— start RECORD SET —

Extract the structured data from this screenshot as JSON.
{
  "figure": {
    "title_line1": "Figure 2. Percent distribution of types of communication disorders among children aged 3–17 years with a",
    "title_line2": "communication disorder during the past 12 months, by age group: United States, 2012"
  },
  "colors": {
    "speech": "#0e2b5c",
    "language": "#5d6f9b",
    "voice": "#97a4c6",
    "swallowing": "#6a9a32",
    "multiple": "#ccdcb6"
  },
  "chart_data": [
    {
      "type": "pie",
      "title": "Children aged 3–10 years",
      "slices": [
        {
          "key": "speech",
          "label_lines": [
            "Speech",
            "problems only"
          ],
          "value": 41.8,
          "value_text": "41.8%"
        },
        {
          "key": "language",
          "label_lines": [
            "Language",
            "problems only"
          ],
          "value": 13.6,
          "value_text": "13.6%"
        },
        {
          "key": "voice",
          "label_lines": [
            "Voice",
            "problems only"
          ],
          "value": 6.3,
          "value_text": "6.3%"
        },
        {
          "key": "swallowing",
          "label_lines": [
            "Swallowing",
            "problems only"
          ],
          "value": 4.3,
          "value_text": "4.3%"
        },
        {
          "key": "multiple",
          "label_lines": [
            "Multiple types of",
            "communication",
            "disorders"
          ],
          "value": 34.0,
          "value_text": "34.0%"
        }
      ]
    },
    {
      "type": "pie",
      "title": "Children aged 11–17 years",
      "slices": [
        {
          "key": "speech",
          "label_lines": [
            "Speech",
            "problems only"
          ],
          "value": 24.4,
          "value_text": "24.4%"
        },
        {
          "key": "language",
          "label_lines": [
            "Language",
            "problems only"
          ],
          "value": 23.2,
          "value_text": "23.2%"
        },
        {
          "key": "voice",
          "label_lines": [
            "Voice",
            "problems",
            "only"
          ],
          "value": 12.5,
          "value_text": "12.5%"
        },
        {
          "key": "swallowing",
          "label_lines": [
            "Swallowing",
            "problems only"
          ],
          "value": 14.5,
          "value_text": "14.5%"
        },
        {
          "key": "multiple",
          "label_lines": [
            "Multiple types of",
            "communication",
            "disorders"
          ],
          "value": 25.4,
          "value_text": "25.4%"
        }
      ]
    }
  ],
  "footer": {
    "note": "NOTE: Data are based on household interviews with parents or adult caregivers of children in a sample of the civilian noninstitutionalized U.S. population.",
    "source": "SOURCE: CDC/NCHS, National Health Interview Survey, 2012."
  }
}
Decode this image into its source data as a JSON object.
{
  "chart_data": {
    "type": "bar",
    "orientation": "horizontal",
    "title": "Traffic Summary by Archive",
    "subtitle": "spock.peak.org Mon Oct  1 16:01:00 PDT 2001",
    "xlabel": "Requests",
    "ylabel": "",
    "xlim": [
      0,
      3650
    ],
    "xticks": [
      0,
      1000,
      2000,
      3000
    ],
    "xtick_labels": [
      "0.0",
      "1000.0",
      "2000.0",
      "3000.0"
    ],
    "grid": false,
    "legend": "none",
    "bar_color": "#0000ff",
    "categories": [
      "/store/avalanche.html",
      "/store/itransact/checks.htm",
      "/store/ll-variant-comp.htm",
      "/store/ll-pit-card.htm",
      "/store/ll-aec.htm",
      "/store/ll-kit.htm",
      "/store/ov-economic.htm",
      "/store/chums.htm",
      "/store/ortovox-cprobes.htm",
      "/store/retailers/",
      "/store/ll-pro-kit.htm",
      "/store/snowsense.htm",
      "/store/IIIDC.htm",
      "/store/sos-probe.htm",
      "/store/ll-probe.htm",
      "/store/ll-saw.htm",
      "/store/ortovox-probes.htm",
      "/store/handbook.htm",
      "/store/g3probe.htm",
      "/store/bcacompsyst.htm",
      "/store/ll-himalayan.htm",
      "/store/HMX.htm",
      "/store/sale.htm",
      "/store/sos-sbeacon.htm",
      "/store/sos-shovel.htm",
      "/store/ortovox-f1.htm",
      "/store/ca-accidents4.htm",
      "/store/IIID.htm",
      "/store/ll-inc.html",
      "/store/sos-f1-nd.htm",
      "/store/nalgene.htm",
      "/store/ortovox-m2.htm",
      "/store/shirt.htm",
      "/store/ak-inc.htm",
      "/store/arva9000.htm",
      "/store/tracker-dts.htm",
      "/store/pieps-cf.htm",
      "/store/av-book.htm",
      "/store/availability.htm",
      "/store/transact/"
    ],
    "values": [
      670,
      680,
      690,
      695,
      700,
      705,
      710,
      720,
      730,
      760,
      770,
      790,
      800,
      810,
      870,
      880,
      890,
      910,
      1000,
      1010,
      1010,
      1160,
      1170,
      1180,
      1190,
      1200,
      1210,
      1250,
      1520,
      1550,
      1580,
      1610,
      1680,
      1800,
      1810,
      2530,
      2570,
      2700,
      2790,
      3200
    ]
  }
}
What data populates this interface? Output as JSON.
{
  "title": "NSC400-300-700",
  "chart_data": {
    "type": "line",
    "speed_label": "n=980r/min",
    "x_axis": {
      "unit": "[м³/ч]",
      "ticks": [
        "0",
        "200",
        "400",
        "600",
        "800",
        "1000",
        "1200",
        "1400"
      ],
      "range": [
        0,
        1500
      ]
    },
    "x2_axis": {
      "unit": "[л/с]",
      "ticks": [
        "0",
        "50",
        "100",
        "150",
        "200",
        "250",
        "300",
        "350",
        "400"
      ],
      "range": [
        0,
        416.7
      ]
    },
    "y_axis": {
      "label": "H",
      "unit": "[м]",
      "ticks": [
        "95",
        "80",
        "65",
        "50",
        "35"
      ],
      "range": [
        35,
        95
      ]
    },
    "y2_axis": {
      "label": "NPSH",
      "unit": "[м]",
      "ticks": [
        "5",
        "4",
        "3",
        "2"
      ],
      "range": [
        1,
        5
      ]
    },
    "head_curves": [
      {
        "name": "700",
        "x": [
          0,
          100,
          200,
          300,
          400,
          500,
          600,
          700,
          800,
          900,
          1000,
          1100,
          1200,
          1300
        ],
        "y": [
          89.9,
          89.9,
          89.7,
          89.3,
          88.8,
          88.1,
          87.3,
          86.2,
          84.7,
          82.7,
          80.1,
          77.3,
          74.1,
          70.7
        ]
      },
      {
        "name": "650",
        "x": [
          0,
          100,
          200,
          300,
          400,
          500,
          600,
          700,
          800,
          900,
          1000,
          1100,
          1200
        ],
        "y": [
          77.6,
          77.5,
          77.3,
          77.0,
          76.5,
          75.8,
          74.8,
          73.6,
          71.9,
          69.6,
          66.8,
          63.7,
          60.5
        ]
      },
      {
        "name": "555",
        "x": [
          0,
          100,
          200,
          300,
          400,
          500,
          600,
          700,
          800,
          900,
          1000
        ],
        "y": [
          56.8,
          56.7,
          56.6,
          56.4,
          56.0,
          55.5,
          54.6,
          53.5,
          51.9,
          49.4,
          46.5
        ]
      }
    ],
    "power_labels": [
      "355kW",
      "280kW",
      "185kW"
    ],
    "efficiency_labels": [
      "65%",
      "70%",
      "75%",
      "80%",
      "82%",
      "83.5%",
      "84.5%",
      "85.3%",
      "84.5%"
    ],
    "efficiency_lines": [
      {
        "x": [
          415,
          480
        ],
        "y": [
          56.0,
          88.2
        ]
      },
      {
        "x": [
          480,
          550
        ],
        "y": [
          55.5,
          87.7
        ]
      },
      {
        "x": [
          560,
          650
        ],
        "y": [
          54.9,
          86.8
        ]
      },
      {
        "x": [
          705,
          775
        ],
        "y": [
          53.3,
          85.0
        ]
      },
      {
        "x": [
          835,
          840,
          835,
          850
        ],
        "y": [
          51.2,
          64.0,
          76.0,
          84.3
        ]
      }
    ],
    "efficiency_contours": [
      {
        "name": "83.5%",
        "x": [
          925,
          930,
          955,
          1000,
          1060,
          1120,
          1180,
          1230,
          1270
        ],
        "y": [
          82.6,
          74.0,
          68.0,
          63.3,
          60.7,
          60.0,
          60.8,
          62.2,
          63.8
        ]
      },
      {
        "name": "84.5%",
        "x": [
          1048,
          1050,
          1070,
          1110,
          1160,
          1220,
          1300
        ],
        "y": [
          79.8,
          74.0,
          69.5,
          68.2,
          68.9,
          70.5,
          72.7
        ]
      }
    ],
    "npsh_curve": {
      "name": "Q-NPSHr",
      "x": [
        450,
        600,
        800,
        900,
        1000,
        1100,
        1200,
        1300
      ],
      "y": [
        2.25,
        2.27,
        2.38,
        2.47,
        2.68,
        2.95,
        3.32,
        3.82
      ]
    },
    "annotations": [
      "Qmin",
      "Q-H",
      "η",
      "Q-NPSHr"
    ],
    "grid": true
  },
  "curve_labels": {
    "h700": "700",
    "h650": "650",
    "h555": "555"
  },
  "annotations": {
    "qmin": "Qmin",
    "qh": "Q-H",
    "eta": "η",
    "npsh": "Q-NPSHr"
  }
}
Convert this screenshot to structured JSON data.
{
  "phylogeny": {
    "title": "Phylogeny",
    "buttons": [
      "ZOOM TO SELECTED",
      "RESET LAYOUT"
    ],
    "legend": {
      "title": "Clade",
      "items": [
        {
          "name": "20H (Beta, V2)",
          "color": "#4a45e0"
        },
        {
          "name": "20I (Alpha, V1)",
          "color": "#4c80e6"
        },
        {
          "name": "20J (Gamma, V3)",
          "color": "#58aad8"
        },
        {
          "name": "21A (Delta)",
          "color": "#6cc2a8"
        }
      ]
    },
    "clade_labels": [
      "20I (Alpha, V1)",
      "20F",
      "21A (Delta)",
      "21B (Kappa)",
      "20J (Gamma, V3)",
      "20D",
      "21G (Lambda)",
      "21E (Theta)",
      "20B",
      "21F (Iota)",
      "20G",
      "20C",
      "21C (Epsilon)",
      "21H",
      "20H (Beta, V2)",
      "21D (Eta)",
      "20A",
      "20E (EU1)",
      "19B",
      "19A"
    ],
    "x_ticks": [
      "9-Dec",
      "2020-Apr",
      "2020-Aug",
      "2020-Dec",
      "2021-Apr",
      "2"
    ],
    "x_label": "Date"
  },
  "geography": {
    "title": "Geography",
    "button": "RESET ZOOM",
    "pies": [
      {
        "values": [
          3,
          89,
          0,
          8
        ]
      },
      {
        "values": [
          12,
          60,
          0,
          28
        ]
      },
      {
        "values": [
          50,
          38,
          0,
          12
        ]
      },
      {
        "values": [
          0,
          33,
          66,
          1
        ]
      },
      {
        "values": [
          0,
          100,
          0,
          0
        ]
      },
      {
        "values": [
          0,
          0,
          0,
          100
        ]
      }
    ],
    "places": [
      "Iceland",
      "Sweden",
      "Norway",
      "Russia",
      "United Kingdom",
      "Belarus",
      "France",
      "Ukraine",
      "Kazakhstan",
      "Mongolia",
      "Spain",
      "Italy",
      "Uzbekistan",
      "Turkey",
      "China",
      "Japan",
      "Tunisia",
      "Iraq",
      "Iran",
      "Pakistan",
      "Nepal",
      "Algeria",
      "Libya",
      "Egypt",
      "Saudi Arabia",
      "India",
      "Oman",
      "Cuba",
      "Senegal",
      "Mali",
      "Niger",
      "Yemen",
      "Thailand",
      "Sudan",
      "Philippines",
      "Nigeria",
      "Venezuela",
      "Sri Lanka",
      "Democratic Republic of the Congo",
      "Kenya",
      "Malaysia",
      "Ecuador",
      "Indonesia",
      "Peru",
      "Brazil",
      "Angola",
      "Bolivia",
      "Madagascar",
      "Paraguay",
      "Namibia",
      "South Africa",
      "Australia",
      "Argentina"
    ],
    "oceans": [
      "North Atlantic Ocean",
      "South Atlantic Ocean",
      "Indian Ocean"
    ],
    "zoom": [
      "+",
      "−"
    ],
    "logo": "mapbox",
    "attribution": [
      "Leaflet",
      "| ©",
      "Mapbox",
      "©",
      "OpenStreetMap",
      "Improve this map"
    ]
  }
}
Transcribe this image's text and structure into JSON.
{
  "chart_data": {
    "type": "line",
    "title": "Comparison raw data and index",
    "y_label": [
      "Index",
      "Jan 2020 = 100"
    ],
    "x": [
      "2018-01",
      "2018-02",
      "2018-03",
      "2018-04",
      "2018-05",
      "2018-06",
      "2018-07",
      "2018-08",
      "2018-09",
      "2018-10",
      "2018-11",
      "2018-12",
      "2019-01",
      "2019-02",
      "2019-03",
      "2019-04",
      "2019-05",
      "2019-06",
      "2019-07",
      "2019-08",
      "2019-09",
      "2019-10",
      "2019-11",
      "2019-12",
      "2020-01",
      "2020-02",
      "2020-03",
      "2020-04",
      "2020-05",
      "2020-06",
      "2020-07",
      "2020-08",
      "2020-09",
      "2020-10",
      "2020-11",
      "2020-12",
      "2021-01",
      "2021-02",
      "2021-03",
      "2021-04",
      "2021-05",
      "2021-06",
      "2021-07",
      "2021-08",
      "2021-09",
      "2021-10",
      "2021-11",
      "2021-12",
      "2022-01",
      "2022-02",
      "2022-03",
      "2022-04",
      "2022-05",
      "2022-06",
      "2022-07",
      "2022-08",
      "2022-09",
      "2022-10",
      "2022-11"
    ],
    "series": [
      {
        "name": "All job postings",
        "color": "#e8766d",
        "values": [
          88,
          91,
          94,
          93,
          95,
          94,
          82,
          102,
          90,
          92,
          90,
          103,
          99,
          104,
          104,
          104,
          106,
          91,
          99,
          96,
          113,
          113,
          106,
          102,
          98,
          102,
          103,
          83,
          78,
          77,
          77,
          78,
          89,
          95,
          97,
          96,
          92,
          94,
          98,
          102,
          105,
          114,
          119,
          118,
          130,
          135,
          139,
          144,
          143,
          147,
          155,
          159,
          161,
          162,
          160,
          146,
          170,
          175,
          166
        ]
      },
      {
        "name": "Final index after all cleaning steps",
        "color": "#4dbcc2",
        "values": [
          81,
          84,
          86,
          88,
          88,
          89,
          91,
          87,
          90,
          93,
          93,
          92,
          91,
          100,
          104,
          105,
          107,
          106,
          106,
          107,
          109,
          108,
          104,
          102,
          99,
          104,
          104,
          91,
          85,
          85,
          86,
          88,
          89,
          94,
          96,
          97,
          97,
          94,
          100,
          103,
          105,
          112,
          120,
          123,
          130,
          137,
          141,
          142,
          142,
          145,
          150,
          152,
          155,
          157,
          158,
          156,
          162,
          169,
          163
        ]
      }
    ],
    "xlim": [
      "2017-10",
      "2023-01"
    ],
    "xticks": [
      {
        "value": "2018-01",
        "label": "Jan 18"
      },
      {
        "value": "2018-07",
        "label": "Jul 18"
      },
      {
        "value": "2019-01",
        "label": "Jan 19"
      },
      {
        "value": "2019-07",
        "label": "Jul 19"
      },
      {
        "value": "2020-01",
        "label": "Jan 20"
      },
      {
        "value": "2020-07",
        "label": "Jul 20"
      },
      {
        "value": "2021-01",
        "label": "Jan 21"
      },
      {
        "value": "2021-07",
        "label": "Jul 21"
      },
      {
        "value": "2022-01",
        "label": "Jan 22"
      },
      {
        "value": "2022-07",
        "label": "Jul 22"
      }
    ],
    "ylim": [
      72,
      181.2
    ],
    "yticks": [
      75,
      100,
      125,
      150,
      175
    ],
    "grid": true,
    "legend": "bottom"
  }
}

— end RECORD SET —

### EXERCISE AIM
Which lines hold the string "Atlantic"? List them all.

### WRITTEN ANSWER
      "North Atlantic Ocean",
      "South Atlantic Ocean",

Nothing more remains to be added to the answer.